_Exercise prompt:_
Check every line of the data below for the string "mieszkania", and copy the ones that hold it.
>> START Input for this task
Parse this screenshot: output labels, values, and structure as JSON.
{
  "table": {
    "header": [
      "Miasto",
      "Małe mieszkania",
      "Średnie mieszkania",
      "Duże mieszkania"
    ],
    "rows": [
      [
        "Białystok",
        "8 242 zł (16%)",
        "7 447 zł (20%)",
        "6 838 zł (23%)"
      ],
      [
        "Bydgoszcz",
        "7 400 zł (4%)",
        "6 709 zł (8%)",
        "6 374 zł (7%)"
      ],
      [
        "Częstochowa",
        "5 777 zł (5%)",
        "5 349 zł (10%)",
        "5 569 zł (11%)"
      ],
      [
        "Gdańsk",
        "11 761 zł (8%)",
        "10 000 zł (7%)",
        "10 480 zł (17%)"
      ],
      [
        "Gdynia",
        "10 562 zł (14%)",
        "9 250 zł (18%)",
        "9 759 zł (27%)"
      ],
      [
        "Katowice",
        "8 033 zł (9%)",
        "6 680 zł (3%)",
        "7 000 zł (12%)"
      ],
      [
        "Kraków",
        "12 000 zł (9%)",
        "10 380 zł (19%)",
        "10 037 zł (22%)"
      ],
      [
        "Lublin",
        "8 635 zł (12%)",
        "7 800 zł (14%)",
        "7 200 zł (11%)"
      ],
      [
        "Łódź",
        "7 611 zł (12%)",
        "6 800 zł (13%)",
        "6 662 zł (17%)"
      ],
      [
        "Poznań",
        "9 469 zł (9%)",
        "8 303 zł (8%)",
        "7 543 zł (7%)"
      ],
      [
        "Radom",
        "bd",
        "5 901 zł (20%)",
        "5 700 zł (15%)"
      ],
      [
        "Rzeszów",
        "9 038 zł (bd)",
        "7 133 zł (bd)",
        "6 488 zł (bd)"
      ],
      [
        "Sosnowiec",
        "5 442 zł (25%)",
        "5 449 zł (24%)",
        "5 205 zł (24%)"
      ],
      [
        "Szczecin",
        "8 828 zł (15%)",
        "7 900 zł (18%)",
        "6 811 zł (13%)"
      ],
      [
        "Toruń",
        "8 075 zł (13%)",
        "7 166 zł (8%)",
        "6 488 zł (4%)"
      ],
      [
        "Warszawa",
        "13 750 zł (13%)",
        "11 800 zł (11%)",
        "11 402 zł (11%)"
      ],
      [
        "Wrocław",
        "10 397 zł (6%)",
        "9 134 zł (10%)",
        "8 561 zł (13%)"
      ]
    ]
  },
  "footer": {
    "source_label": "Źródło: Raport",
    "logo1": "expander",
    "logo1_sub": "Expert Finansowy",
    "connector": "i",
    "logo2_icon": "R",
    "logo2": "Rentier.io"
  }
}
>> END Input for this task
_Reply:_
      "Małe mieszkania",
      "Średnie mieszkania",
      "Duże mieszkania"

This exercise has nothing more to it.